State how many lines include "true", giving the number by itself.
#### Excerpted data ####
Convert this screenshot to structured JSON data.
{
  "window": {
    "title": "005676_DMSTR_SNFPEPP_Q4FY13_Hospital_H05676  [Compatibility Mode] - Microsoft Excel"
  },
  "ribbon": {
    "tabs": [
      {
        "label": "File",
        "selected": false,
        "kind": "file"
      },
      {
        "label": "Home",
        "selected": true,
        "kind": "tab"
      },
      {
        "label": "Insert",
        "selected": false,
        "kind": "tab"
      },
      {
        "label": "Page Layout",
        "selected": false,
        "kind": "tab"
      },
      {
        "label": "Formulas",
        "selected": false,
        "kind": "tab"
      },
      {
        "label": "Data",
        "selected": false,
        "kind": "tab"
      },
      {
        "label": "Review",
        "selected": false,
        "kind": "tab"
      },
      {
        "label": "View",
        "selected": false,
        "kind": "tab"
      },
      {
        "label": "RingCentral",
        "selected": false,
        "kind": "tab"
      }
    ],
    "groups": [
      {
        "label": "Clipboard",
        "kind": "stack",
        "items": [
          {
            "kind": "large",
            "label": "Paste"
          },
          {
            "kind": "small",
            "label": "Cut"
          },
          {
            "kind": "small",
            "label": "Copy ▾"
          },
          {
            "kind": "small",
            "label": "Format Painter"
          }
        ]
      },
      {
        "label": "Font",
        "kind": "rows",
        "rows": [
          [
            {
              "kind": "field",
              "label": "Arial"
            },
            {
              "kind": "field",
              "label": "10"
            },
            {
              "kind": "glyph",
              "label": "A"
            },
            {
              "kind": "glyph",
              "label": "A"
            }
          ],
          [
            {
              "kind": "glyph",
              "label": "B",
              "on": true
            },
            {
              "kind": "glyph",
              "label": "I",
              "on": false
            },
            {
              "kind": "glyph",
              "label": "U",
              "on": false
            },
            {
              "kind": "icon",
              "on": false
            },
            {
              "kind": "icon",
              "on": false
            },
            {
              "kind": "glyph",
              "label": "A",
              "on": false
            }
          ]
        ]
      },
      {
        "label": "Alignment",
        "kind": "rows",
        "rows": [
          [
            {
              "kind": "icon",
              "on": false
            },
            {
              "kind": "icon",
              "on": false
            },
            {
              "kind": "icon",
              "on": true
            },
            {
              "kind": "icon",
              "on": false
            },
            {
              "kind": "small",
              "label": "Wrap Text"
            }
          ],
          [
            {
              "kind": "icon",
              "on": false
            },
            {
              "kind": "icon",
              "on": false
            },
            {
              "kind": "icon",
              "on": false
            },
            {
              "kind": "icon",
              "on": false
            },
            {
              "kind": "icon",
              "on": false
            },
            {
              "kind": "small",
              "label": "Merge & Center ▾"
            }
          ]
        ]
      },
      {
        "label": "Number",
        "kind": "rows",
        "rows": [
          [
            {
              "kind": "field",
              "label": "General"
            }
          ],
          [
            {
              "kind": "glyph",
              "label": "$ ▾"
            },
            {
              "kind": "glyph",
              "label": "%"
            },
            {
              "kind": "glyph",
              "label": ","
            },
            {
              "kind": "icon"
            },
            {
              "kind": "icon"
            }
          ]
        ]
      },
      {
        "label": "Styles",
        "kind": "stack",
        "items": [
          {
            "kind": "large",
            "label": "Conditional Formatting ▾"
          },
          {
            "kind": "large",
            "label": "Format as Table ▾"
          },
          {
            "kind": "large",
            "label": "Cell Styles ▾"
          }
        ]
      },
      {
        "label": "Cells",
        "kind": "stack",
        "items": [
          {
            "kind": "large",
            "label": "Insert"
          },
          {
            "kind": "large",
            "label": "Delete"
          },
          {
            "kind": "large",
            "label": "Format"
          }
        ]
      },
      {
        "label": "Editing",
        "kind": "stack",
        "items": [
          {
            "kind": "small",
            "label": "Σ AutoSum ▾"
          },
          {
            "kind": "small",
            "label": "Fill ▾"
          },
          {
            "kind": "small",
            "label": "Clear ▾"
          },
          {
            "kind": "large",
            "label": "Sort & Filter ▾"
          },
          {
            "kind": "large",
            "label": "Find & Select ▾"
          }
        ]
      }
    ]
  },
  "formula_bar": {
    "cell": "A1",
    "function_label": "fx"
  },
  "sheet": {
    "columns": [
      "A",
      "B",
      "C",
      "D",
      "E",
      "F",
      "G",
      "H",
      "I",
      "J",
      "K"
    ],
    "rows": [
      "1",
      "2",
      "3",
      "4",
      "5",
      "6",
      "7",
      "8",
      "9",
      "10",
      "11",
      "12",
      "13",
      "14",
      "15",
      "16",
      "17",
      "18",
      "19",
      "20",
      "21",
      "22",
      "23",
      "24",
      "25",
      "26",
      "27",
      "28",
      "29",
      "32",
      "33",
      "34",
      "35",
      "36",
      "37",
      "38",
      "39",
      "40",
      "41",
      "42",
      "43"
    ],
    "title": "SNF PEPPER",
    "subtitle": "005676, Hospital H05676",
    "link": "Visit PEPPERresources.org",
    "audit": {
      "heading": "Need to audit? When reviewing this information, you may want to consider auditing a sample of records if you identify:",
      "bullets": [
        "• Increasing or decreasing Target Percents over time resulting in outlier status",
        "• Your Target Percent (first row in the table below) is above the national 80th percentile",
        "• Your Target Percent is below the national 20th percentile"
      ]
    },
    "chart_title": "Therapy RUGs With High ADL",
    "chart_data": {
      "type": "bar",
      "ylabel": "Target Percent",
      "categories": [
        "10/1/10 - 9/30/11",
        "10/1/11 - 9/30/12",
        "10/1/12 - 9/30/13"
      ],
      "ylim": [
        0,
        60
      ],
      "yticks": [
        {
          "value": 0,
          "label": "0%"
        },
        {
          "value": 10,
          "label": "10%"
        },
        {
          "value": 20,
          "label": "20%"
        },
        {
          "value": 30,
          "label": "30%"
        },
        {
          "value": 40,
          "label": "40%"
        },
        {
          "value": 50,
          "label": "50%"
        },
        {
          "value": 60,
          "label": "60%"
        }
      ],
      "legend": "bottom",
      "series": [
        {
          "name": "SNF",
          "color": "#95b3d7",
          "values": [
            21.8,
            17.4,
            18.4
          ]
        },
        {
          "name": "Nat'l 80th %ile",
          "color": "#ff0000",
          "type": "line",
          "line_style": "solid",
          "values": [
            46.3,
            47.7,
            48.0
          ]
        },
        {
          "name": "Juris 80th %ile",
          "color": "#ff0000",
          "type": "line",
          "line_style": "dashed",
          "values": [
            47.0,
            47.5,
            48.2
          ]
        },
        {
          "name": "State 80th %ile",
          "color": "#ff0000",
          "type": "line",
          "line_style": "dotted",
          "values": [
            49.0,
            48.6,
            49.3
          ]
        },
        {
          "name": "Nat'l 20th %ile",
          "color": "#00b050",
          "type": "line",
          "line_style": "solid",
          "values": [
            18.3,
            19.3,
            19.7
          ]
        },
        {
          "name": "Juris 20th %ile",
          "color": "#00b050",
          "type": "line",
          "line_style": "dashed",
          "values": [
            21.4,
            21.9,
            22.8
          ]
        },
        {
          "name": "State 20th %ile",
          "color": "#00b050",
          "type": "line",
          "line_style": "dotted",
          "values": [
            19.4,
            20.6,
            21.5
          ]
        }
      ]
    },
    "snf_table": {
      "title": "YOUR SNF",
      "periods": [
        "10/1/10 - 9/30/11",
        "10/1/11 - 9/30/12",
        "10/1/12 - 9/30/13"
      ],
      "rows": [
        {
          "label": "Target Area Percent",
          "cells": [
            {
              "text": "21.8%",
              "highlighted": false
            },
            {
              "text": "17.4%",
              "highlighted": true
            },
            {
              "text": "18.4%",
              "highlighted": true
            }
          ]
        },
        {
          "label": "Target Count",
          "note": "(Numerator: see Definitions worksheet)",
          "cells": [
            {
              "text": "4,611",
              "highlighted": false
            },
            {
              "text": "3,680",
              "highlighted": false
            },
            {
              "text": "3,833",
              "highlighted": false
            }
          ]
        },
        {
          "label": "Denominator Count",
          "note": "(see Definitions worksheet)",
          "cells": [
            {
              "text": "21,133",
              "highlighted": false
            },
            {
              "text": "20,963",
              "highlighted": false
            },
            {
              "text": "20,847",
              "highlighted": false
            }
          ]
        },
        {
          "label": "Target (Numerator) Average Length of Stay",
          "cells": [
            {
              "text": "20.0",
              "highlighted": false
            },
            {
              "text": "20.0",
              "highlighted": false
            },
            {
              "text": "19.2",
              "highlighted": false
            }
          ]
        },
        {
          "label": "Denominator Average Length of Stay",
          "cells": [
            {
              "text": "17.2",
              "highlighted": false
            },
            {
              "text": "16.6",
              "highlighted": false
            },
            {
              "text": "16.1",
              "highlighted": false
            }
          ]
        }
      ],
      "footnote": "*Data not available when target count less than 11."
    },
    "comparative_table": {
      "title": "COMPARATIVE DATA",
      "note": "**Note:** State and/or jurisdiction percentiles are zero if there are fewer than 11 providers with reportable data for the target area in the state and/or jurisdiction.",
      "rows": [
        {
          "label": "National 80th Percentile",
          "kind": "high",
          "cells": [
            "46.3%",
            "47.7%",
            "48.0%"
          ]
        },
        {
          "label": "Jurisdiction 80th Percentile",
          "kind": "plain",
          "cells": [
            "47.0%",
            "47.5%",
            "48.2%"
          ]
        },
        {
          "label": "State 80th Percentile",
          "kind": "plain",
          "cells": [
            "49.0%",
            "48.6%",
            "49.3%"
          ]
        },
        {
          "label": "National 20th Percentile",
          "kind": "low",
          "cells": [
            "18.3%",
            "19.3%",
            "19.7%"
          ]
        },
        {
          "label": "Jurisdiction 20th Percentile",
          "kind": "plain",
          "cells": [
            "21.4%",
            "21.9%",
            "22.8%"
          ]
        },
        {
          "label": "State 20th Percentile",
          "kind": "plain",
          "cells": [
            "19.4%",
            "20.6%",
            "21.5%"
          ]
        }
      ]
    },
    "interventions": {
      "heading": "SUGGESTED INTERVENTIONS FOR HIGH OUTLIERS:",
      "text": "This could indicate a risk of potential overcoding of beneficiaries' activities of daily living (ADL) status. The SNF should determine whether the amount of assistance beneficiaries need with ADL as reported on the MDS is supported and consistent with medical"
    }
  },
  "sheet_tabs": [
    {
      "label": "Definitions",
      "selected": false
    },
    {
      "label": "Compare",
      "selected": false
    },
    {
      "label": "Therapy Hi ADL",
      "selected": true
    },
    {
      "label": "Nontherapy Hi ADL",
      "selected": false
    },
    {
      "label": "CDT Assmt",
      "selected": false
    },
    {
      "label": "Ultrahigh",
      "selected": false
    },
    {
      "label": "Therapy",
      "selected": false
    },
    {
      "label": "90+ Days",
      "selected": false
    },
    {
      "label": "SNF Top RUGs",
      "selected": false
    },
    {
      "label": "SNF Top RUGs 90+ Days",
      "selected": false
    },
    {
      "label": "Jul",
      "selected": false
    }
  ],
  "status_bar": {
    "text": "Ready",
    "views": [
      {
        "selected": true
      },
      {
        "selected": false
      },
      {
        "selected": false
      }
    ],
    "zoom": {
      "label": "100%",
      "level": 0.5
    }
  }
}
####
**Solution to this exercise**
7